#### [OBJECTIVE]
From the listing below, return each line that includes "values".

* BEGIN INPUT FOR THIS TASK *

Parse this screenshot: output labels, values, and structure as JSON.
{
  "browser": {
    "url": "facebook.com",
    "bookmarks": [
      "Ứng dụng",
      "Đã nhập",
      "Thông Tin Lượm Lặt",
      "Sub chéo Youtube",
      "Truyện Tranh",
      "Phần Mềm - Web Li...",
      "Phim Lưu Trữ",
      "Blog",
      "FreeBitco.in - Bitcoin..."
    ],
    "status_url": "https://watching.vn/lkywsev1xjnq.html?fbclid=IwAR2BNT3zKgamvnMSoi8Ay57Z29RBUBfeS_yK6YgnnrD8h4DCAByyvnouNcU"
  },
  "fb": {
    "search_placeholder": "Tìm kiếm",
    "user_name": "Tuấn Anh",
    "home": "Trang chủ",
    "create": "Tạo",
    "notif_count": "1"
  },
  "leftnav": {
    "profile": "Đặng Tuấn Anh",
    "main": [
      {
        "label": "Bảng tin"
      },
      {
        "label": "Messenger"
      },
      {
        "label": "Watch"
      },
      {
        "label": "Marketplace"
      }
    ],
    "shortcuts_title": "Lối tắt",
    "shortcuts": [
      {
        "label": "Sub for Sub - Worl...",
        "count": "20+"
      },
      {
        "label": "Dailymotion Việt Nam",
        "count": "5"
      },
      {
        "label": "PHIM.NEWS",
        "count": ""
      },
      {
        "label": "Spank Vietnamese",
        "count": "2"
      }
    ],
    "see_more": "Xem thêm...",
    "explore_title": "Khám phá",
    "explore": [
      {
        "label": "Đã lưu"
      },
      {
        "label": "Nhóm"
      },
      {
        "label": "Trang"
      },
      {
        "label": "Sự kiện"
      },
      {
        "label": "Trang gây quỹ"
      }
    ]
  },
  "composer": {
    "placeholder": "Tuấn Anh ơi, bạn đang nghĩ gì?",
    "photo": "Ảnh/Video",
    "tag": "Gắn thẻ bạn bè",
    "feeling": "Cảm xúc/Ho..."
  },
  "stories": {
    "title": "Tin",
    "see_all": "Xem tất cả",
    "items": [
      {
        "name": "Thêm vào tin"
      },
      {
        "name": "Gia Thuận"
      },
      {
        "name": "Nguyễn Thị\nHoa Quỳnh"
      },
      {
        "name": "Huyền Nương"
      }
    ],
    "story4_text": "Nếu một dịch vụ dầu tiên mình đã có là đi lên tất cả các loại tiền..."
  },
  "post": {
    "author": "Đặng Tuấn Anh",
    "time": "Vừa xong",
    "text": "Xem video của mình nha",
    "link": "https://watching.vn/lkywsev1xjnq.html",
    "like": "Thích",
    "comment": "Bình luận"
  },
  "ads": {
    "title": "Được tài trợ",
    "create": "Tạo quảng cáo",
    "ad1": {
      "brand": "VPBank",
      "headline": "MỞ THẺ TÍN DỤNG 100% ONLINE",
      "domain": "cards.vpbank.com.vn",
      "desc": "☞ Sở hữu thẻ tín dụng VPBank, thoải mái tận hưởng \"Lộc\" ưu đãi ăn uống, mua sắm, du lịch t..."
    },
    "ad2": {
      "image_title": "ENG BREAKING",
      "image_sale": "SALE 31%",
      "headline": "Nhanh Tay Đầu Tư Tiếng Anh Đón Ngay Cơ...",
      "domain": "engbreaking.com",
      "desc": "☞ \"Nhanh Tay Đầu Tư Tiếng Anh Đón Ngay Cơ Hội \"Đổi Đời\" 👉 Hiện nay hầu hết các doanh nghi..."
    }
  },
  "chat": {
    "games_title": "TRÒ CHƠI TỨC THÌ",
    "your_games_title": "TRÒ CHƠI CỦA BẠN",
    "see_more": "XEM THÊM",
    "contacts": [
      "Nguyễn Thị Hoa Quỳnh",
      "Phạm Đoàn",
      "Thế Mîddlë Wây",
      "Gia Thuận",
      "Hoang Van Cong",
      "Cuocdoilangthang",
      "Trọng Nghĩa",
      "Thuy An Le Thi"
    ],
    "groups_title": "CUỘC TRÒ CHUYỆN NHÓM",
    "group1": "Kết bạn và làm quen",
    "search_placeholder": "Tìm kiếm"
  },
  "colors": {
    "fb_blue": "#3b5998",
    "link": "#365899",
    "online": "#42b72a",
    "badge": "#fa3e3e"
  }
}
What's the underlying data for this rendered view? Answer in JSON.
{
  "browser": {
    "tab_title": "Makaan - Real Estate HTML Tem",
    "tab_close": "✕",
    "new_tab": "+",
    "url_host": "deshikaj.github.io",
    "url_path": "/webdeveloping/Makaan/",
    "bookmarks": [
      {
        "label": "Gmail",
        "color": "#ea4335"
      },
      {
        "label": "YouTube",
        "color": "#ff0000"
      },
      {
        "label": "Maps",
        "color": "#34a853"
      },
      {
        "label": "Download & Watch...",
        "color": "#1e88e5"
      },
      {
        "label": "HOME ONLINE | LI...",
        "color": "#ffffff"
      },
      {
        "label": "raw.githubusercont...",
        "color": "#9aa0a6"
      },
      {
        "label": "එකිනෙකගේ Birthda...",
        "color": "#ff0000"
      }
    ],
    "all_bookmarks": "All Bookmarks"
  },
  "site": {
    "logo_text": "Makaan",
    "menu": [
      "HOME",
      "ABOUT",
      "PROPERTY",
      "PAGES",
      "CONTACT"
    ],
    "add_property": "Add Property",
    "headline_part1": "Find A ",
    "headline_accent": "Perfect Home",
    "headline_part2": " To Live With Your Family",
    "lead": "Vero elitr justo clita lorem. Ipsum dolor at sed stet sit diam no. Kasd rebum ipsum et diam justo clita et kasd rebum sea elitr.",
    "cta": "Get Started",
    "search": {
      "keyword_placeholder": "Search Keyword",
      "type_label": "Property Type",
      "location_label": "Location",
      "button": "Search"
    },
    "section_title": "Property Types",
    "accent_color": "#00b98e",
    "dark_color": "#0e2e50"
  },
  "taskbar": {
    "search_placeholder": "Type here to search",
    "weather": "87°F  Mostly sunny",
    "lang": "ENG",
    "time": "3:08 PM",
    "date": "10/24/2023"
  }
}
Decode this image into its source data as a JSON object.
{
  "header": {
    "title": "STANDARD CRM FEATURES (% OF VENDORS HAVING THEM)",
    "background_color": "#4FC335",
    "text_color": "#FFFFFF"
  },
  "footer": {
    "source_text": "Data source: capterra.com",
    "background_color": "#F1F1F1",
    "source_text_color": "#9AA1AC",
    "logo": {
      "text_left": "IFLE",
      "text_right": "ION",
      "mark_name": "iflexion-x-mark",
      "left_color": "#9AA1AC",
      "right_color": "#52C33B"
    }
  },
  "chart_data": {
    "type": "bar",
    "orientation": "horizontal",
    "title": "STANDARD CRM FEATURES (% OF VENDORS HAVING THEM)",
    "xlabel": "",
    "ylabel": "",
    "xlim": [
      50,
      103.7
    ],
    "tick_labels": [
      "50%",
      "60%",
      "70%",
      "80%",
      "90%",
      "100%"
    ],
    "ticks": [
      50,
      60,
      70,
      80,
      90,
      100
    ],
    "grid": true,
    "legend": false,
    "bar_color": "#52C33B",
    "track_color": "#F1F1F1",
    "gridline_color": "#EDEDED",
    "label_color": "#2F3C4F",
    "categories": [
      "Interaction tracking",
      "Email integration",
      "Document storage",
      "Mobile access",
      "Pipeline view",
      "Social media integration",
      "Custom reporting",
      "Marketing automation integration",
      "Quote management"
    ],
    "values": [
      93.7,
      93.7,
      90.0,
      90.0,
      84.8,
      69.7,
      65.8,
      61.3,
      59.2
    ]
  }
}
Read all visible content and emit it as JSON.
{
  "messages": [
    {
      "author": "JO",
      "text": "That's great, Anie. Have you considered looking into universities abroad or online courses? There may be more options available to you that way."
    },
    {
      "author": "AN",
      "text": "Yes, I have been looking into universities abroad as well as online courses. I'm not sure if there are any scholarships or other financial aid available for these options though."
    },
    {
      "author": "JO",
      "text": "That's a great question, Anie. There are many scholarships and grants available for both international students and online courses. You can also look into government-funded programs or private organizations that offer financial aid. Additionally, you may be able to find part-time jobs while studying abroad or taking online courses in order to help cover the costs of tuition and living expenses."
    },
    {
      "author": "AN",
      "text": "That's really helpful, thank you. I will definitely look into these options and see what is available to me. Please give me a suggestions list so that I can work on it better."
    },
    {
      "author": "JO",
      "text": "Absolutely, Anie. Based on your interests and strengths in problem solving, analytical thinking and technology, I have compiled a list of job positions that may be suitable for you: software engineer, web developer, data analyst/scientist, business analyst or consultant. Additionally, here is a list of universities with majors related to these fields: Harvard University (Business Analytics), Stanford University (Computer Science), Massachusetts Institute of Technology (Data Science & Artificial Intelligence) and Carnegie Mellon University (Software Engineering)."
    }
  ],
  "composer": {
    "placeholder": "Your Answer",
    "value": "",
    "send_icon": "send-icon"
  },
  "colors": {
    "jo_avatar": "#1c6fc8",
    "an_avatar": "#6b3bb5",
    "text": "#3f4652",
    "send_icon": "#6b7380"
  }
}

* END INPUT FOR THIS TASK *

#### [FULL SOLUTION]
Parse this screenshot: output labels, values, and structure as JSON.
    "values": [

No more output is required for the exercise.